**Task description:** Leave out the pictures, then reproduce the rest of the material exactly.
========
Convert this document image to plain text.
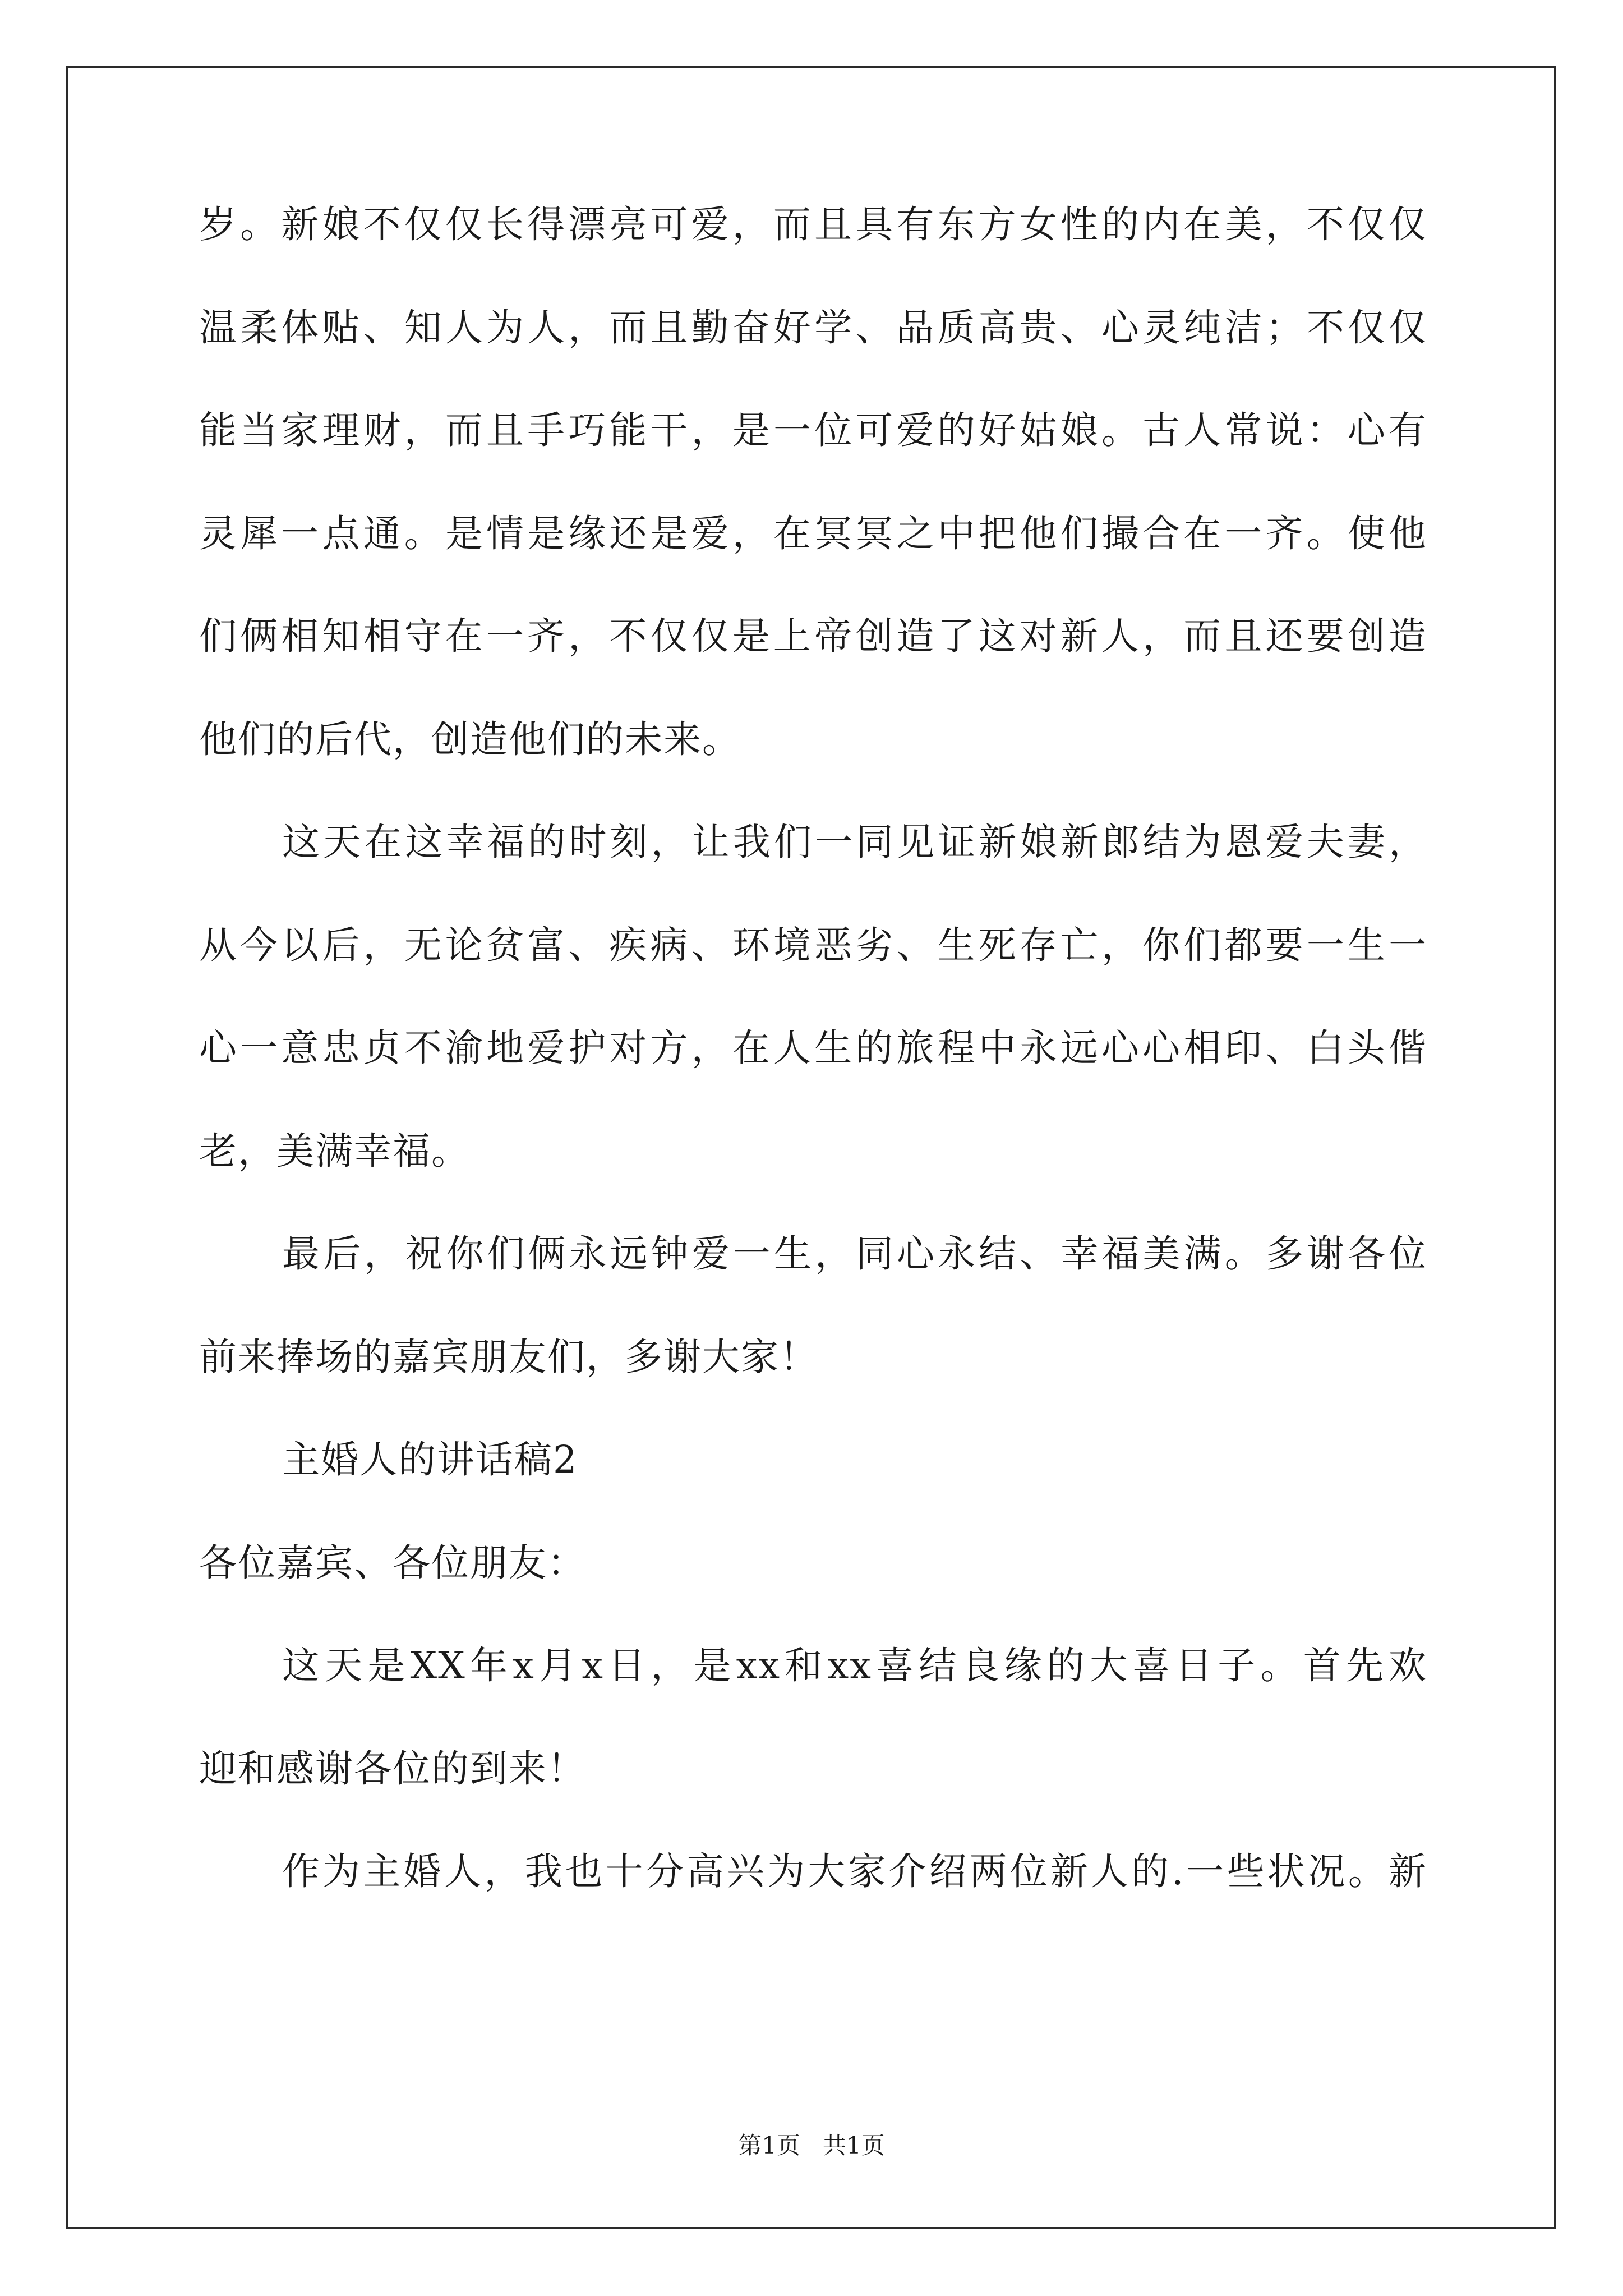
岁。新娘不仅仅长得漂亮可爱，而且具有东方女性的内在美，不仅仅
温柔体贴、知人为人，而且勤奋好学、品质高贵、心灵纯洁；不仅仅
能当家理财，而且手巧能干，是一位可爱的好姑娘。古人常说：心有
灵犀一点通。是情是缘还是爱，在冥冥之中把他们撮合在一齐。使他
们俩相知相守在一齐，不仅仅是上帝创造了这对新人，而且还要创造
他们的后代，创造他们的未来。
这天在这幸福的时刻，让我们一同见证新娘新郎结为恩爱夫妻，
从今以后，无论贫富、疾病、环境恶劣、生死存亡，你们都要一生一
心一意忠贞不渝地爱护对方，在人生的旅程中永远心心相印、白头偕
老，美满幸福。
最后，祝你们俩永远钟爱一生，同心永结、幸福美满。多谢各位
前来捧场的嘉宾朋友们，多谢大家！
主婚人的讲话稿2
各位嘉宾、各位朋友：
这天是XX年x月x日，是xx和xx喜结良缘的大喜日子。首先欢
迎和感谢各位的到来！
作为主婚人，我也十分高兴为大家介绍两位新人的.一些状况。新
第1页 共1页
========
**Problem solution:**
Convert this document image to plain text.
岁。新娘不仅仅长得漂亮可爱，而且具有东方女性的内在美，不仅仅
温柔体贴、知人为人，而且勤奋好学、品质高贵、心灵纯洁；不仅仅
能当家理财，而且手巧能干，是一位可爱的好姑娘。古人常说：心有
灵犀一点通。是情是缘还是爱，在冥冥之中把他们撮合在一齐。使他
们俩相知相守在一齐，不仅仅是上帝创造了这对新人，而且还要创造
他们的后代，创造他们的未来。
这天在这幸福的时刻，让我们一同见证新娘新郎结为恩爱夫妻，
从今以后，无论贫富、疾病、环境恶劣、生死存亡，你们都要一生一
心一意忠贞不渝地爱护对方，在人生的旅程中永远心心相印、白头偕
老，美满幸福。
最后，祝你们俩永远钟爱一生，同心永结、幸福美满。多谢各位
前来捧场的嘉宾朋友们，多谢大家！
主婚人的讲话稿2
各位嘉宾、各位朋友：
这天是XX年x月x日，是xx和xx喜结良缘的大喜日子。首先欢
迎和感谢各位的到来！
作为主婚人，我也十分高兴为大家介绍两位新人的.一些状况。新
第1页 共1页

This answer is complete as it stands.